Die wohl entscheidende rechtliche Hürde ist die Pflicht zur Entschädigung. Wer anderen das Eigentum entzieht, muss ihnen wenigstens den Wert ersetzen.
Ein Viertel des Einkommens für die Miete
Auch das ergibt sich aus dem Grundgesetz. Und auch deshalb war die Sozialisierung ganzer Wirtschaftszweige bisher so unattraktiv. Zwar muss nicht unbedingt der volle Marktwert als Entschädigung gezahlt werden. Die Summe kann aber auch nicht einfach so weit abgesenkt werden, dass sich eine hoch verschuldete Stadt wie Berlin das Abenteuer leisten könnte.
Die Wohnungswirtschaft rechnet mit bis zu 25 Milliarden Euro Entschädigung, die Initiative nur mit 6,7 Milliarden Euro. Am Ende würde wohl ein Gericht über die Höhe entscheiden. Schon derzeit ist Berlin mit rund 57 Milliarden Euro verschuldet.
Was aber könnte eine Vergesellschaftung überhaupt leisten? „Durch die Enteignung entsteht keine einzige zusätzliche Wohnung“, betonen die Gegner. Das stimmt. Aber eine Neubau-Welle hat die Initiative auch nicht versprochen.
Was die Initiative verspricht, sind „faire und stabile Mieten“. Das klingt durchaus attraktiv in einer Zeit, in der BerlinerInnen im Schnitt 25 Prozent ihres Einkommens in die Miete stecken müssen. In Dortmund ist es nur die Hälfte. Und fast nirgendwo steigen die Mieten so schnell wie in Berlin.
Der große Durchbruch für den Mietpreisdeckel?
Allerdings würde von den fairen und stabilen Mieten nur ein kleinerer Teil der Berliner Mieterinnen und Mieter profitieren. Vergesellschaftet würden nämlich nur Wohnungen von Unternehmen mit mindestens 3.000 Wohneinheiten. Unter den knapp zwei Millionen Berliner Wohnungen wären das etwa 200.000 bis 250.000.

> _Ausgangsmaterial_
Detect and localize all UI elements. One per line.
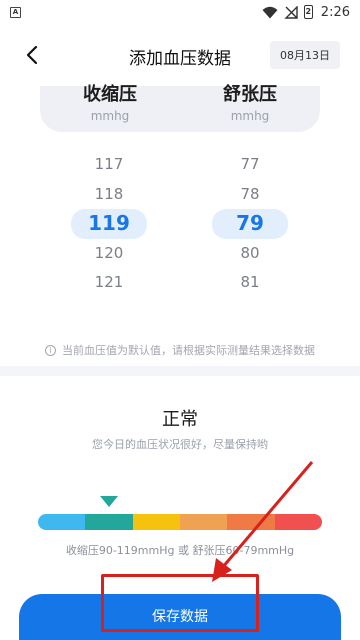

> _Aufgabenstellung_
Übertrage den Satz „Die Wohnungswirtschaft rechnet mit bis zu 25 Milliarden Euro Entschädigung, die Initiative nur mit 6,7 Milliarden Euro.“ aus dem Textauszug ins Englische.

> _Ergebnis_
The housing industry expects compensation of up to 25 billion euros, the initiative only 6.7 billion euros.